-- Directive --
Show every line in the records below that contains the word "Velocity".

-- Data --
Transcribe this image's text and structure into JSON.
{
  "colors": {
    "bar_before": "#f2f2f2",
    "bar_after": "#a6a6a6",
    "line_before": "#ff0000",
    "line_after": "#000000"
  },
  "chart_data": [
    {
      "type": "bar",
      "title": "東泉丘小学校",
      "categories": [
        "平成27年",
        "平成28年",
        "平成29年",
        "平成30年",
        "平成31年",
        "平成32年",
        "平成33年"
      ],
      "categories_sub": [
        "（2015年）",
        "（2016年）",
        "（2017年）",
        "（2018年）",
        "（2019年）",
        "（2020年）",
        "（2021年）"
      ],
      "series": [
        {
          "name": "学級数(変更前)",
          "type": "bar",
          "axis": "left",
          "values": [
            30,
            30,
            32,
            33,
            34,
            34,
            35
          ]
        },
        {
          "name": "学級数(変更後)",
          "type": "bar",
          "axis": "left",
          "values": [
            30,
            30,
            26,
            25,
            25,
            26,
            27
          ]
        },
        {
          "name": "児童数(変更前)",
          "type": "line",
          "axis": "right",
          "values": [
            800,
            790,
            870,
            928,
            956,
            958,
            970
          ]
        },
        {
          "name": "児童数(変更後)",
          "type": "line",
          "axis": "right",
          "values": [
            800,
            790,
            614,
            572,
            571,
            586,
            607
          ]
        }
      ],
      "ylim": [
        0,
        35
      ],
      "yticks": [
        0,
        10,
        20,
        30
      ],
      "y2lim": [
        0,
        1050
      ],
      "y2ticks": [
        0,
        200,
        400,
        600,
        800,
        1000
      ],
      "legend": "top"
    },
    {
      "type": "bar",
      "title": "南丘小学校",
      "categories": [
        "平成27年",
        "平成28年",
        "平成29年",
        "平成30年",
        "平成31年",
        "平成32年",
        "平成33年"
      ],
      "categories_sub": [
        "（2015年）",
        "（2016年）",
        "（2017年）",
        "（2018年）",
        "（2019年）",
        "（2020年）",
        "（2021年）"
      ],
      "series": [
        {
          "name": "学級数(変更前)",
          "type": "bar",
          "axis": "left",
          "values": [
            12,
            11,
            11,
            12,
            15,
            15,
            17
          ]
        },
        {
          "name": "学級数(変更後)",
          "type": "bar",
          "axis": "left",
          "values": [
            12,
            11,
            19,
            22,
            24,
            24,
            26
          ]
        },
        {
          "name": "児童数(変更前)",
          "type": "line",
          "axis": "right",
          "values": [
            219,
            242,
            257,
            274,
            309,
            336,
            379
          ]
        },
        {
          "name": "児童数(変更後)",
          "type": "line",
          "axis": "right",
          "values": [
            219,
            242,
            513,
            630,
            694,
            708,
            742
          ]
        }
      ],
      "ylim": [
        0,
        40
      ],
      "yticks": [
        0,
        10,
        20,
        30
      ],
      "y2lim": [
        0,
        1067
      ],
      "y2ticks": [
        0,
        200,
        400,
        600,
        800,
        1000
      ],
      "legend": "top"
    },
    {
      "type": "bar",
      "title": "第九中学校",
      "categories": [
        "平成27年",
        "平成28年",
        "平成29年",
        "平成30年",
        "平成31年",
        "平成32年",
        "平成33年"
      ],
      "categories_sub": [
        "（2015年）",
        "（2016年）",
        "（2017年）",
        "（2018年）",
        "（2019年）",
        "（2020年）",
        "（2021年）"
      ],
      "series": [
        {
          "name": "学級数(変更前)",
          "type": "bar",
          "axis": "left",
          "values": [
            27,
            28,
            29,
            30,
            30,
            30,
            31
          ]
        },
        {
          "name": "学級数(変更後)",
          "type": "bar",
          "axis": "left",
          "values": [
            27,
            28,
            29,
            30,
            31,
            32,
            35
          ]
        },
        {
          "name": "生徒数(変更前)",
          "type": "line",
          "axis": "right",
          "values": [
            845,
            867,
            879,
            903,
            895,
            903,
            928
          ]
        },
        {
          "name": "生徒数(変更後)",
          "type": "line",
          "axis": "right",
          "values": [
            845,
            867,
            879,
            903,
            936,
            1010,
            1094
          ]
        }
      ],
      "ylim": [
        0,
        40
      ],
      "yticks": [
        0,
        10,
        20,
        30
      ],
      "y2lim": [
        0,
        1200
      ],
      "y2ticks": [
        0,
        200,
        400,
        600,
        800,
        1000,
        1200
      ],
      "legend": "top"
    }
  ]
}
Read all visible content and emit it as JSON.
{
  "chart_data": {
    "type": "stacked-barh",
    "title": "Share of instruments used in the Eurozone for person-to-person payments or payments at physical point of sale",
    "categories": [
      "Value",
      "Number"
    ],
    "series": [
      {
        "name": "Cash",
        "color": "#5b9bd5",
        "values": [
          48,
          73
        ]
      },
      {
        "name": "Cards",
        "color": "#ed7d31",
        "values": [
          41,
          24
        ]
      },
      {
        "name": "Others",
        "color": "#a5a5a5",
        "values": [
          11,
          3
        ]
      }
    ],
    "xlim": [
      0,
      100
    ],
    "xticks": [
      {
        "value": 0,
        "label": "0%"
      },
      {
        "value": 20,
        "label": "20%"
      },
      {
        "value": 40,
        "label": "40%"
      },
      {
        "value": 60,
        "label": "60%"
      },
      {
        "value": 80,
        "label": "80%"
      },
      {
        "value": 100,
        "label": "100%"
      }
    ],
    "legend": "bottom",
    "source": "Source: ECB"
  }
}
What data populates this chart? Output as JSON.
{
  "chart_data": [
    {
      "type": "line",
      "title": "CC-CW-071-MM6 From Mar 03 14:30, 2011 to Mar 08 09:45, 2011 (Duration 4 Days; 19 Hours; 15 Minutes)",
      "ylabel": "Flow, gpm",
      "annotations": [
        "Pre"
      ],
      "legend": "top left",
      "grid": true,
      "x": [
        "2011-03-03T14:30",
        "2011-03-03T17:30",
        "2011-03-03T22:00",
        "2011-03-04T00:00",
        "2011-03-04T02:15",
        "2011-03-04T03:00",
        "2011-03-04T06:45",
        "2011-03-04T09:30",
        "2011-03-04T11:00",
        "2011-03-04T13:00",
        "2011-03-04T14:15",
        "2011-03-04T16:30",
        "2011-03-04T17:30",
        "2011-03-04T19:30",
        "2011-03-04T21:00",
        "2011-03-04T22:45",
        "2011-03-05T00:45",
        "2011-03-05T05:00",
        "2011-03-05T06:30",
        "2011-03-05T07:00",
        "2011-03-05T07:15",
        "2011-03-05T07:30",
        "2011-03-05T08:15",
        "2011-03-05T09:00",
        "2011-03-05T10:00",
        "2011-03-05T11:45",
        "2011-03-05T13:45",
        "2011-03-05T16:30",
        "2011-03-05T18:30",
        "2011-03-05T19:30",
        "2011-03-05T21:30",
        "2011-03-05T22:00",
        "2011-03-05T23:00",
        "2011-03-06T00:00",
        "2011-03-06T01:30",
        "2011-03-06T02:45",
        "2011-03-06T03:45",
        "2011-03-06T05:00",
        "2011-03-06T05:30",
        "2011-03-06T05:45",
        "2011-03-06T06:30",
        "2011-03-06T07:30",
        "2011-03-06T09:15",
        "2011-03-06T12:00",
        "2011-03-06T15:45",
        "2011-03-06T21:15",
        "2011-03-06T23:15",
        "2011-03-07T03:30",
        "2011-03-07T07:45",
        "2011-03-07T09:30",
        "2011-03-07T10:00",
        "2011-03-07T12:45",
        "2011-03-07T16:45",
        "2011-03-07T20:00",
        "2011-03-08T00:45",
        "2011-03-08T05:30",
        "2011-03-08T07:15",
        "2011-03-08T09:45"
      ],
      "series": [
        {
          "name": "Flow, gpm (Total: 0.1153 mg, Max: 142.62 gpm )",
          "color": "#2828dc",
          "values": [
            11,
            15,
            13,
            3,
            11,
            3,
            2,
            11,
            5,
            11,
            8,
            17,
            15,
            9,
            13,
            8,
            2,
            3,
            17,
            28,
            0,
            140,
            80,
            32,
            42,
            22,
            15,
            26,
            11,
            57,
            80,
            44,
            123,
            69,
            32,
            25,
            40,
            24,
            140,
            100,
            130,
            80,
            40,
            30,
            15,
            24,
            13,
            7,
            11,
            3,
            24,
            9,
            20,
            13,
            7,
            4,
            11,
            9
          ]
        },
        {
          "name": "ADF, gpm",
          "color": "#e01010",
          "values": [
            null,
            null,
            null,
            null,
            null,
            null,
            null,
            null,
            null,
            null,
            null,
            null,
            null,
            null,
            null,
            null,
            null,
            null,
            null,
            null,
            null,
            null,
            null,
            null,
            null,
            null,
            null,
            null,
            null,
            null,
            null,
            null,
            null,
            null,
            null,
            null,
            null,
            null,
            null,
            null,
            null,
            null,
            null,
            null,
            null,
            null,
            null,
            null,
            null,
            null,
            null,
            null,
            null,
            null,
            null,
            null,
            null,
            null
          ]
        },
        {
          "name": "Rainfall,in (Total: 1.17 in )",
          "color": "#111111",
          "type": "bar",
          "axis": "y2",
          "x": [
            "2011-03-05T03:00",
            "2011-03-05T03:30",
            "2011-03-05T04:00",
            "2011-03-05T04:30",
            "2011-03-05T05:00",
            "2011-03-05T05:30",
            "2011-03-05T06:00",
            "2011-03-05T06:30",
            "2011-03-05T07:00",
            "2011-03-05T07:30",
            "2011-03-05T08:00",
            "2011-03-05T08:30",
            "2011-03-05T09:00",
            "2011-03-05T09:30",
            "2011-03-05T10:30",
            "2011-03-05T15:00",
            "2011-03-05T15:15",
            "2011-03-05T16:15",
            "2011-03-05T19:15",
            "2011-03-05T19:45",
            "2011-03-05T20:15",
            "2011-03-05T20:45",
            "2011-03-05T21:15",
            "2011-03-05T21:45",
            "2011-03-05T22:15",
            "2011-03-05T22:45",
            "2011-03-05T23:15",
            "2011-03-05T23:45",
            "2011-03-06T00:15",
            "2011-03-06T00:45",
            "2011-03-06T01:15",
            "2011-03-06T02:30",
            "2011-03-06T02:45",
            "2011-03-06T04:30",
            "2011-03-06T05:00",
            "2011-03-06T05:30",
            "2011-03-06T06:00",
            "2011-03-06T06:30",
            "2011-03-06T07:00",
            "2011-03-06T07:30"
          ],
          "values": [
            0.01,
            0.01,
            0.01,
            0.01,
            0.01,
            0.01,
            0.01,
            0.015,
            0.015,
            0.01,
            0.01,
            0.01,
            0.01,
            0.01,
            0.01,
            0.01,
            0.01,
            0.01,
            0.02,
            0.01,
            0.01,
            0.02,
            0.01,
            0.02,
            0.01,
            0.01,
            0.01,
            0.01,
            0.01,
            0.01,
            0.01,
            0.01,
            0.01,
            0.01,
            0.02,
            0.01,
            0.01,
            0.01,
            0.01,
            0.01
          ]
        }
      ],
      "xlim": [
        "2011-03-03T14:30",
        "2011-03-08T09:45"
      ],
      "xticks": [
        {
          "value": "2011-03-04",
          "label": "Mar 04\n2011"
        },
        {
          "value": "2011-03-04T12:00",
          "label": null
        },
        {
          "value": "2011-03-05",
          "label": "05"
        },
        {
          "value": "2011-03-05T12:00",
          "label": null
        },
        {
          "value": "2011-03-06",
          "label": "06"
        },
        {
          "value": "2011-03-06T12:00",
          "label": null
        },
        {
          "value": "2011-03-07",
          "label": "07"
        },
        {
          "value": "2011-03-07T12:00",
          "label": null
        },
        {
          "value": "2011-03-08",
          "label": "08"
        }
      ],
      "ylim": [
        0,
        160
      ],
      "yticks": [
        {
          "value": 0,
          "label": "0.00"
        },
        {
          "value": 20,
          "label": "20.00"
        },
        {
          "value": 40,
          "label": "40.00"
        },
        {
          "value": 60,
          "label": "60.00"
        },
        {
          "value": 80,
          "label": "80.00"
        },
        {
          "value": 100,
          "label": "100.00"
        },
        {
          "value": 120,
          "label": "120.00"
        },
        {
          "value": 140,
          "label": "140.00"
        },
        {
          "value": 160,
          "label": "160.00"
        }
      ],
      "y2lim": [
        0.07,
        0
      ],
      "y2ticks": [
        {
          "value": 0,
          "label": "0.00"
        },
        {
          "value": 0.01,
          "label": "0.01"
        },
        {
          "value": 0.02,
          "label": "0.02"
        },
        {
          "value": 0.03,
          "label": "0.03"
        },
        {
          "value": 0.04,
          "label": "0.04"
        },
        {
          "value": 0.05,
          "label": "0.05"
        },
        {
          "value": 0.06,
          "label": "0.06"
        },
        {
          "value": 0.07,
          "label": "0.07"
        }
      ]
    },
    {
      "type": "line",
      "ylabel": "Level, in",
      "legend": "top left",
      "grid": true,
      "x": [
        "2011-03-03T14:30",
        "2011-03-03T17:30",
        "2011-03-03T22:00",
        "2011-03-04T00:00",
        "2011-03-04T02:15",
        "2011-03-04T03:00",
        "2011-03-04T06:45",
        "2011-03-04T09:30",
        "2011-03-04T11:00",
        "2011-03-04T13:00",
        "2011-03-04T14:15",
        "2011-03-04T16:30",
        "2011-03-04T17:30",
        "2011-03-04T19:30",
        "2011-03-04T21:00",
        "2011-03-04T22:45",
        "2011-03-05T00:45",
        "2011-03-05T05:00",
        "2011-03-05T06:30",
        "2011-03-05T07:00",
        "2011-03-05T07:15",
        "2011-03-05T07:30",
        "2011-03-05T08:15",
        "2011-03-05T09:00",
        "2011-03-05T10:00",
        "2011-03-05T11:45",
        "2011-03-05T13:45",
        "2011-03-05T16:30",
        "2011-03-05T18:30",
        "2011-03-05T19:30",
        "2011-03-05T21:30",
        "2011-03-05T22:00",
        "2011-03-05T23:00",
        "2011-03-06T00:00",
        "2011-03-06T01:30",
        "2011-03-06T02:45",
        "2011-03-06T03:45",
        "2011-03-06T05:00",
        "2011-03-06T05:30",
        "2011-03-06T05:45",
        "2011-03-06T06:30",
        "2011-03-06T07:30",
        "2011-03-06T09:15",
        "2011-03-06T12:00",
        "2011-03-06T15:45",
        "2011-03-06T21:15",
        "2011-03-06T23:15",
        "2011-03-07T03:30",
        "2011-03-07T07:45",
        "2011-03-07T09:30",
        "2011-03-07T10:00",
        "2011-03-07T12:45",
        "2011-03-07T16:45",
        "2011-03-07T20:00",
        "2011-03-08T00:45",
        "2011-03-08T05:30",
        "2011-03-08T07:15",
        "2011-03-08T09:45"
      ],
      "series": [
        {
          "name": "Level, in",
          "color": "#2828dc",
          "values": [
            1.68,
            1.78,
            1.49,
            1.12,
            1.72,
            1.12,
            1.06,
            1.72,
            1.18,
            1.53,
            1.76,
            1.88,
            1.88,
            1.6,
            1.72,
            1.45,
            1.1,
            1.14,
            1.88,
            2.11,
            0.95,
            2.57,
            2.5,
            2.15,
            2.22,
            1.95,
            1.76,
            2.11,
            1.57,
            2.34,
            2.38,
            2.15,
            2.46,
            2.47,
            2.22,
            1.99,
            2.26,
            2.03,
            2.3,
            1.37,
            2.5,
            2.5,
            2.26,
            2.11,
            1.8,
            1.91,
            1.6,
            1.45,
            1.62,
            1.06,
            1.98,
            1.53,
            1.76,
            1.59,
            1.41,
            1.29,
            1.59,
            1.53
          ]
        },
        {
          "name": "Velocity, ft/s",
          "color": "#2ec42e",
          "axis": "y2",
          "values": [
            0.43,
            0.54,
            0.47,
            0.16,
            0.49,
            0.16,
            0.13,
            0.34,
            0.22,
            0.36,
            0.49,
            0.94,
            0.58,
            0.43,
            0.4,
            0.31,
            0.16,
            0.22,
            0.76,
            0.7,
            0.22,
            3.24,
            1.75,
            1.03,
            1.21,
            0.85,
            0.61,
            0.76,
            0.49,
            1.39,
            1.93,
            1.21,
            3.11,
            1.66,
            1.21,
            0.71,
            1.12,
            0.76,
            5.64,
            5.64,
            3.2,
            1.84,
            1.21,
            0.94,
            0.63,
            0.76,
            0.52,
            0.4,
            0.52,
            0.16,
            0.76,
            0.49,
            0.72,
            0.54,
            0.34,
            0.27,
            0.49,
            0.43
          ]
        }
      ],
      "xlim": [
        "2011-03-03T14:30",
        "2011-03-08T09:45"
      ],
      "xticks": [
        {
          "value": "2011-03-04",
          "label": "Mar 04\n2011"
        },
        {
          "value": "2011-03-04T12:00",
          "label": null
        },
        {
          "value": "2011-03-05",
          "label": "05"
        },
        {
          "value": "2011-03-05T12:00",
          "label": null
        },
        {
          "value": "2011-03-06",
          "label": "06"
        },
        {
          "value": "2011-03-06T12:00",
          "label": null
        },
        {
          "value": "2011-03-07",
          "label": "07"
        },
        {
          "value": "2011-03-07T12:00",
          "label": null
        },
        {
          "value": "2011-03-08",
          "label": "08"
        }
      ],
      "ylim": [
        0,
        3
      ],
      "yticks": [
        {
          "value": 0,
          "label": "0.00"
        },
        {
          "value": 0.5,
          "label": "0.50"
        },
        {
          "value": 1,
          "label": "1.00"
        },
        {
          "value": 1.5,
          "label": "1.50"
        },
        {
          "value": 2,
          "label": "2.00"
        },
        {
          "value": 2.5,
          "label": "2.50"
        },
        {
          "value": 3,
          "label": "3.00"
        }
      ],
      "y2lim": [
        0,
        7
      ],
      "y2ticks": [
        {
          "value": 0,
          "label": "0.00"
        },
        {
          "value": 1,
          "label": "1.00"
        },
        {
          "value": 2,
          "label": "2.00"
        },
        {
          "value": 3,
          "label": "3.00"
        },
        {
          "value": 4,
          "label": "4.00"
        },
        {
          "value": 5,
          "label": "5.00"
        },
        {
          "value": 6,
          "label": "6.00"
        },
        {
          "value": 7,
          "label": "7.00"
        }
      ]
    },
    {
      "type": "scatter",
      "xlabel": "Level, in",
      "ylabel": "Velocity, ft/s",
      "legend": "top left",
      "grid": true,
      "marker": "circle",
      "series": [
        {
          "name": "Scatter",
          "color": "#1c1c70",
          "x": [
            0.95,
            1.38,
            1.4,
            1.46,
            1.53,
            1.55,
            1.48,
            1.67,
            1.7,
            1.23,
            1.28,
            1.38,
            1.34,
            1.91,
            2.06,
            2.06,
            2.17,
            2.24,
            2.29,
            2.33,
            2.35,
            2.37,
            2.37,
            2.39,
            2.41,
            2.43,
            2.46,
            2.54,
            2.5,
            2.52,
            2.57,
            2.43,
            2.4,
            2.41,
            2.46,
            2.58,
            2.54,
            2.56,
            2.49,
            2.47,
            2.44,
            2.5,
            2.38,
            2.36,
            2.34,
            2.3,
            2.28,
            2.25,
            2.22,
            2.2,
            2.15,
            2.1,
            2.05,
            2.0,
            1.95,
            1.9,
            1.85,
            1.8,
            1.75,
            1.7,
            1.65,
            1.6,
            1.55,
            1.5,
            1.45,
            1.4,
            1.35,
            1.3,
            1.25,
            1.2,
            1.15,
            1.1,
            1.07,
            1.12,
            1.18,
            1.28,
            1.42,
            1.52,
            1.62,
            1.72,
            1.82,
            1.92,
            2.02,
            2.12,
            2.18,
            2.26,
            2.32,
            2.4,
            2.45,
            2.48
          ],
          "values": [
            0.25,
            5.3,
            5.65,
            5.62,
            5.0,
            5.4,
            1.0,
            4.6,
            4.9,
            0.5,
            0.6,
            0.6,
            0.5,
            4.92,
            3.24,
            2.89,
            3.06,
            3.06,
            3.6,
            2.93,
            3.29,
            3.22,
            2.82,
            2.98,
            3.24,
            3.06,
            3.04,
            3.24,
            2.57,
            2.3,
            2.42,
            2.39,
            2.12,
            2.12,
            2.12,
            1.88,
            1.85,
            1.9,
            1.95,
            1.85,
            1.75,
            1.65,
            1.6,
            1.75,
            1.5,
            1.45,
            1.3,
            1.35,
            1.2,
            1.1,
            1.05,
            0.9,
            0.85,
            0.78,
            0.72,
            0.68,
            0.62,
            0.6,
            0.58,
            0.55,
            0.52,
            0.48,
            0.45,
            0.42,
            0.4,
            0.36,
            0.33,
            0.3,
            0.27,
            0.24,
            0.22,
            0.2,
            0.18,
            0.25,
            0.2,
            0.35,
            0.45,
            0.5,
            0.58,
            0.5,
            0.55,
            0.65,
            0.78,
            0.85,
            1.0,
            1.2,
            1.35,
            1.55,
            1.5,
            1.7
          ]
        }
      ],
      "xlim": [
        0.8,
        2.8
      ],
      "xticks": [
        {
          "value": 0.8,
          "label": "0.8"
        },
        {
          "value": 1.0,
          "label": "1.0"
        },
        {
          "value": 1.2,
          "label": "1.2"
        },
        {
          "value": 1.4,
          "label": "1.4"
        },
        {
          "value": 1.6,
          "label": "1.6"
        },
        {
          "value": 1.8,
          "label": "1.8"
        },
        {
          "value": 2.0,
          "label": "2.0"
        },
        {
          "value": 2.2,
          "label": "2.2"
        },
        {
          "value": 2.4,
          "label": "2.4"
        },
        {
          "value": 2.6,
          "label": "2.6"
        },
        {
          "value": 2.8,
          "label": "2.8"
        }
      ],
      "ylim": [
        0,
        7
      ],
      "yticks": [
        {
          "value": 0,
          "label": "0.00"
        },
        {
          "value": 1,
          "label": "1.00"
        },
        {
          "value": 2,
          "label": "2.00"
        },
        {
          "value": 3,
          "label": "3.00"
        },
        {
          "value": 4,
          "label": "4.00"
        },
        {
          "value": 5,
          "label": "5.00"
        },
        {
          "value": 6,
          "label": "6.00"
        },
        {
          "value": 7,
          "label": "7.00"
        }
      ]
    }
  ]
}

-- Reply to the exercise --
          "name": "Velocity, ft/s",
      "ylabel": "Velocity, ft/s",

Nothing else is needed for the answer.